[Items listed in a dataset]
:::

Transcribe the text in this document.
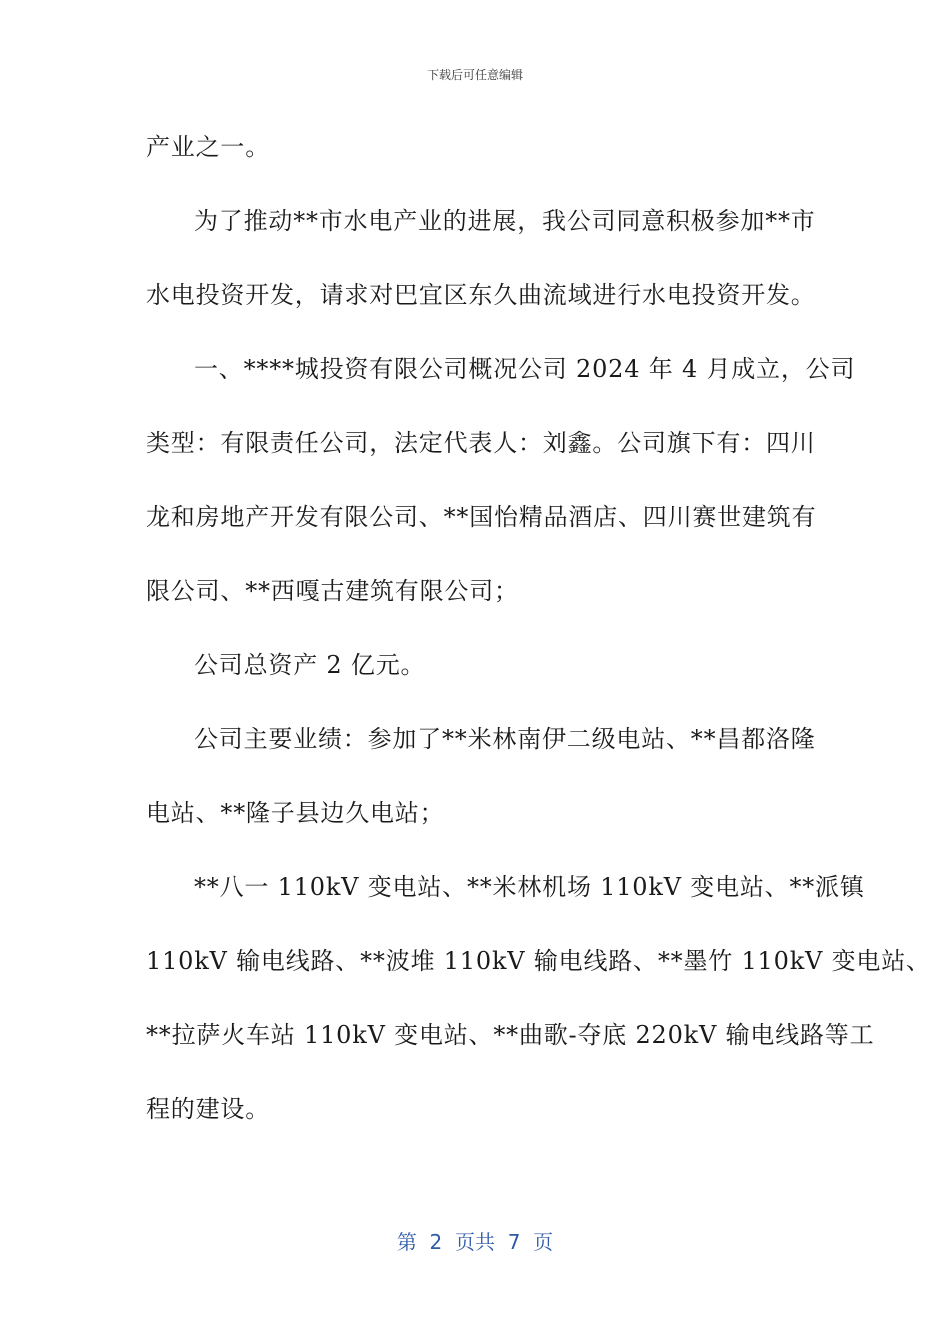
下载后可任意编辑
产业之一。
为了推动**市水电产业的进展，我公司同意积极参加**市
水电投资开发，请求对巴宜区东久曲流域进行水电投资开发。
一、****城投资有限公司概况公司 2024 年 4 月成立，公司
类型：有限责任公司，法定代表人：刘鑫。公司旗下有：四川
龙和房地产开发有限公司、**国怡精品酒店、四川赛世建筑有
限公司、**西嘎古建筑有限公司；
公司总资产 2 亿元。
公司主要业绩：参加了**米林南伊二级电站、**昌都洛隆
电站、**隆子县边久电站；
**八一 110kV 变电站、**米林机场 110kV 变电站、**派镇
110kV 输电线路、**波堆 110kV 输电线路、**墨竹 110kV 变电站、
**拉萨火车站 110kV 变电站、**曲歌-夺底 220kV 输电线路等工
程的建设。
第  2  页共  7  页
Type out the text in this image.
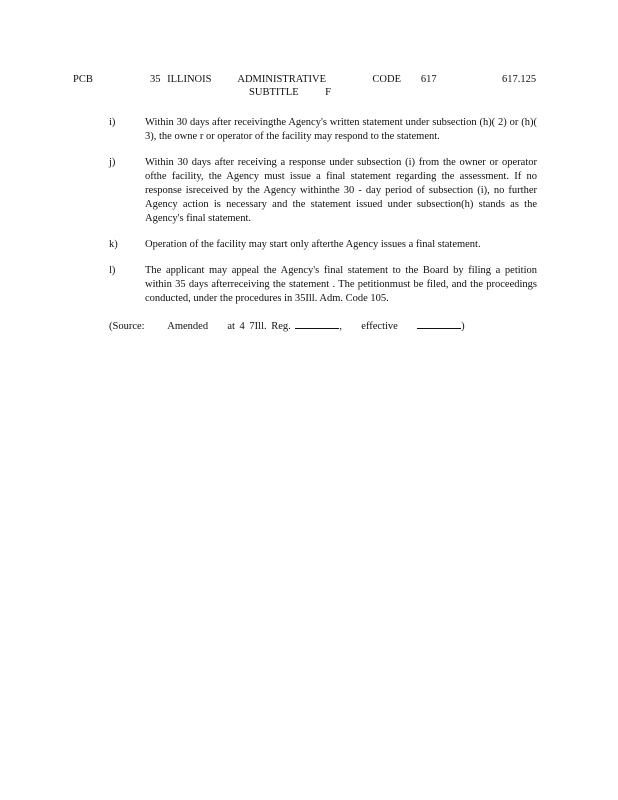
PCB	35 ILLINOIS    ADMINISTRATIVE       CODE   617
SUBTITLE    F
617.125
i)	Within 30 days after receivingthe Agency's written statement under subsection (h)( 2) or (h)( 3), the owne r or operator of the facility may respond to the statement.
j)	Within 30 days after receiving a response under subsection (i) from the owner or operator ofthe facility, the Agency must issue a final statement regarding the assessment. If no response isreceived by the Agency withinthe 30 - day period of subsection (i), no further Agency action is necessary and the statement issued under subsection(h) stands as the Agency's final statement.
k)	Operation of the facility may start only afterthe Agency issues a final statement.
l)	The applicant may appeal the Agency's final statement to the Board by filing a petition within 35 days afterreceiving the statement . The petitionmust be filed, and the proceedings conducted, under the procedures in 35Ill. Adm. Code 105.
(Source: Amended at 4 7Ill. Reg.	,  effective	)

:::

Job: Your copy should hold every record word for word and none of the pictures.

Result for this exercise:
Transcribe the text in this document.
下载后可任意编辑
产业之一。
为了推动**市水电产业的进展，我公司同意积极参加**市
水电投资开发，请求对巴宜区东久曲流域进行水电投资开发。
一、****城投资有限公司概况公司 2024 年 4 月成立，公司
类型：有限责任公司，法定代表人：刘鑫。公司旗下有：四川
龙和房地产开发有限公司、**国怡精品酒店、四川赛世建筑有
限公司、**西嘎古建筑有限公司；
公司总资产 2 亿元。
公司主要业绩：参加了**米林南伊二级电站、**昌都洛隆
电站、**隆子县边久电站；
**八一 110kV 变电站、**米林机场 110kV 变电站、**派镇
110kV 输电线路、**波堆 110kV 输电线路、**墨竹 110kV 变电站、
**拉萨火车站 110kV 变电站、**曲歌-夺底 220kV 输电线路等工
程的建设。
第  2  页共  7  页
Type out the text in this image.
PCB	35 ILLINOIS    ADMINISTRATIVE       CODE   617
SUBTITLE    F
617.125
i)	Within 30 days after receivingthe Agency's written statement under subsection (h)( 2) or (h)( 3), the owne r or operator of the facility may respond to the statement.
j)	Within 30 days after receiving a response under subsection (i) from the owner or operator ofthe facility, the Agency must issue a final statement regarding the assessment. If no response isreceived by the Agency withinthe 30 - day period of subsection (i), no further Agency action is necessary and the statement issued under subsection(h) stands as the Agency's final statement.
k)	Operation of the facility may start only afterthe Agency issues a final statement.
l)	The applicant may appeal the Agency's final statement to the Board by filing a petition within 35 days afterreceiving the statement . The petitionmust be filed, and the proceedings conducted, under the procedures in 35Ill. Adm. Code 105.
(Source: Amended at 4 7Ill. Reg.	,  effective	)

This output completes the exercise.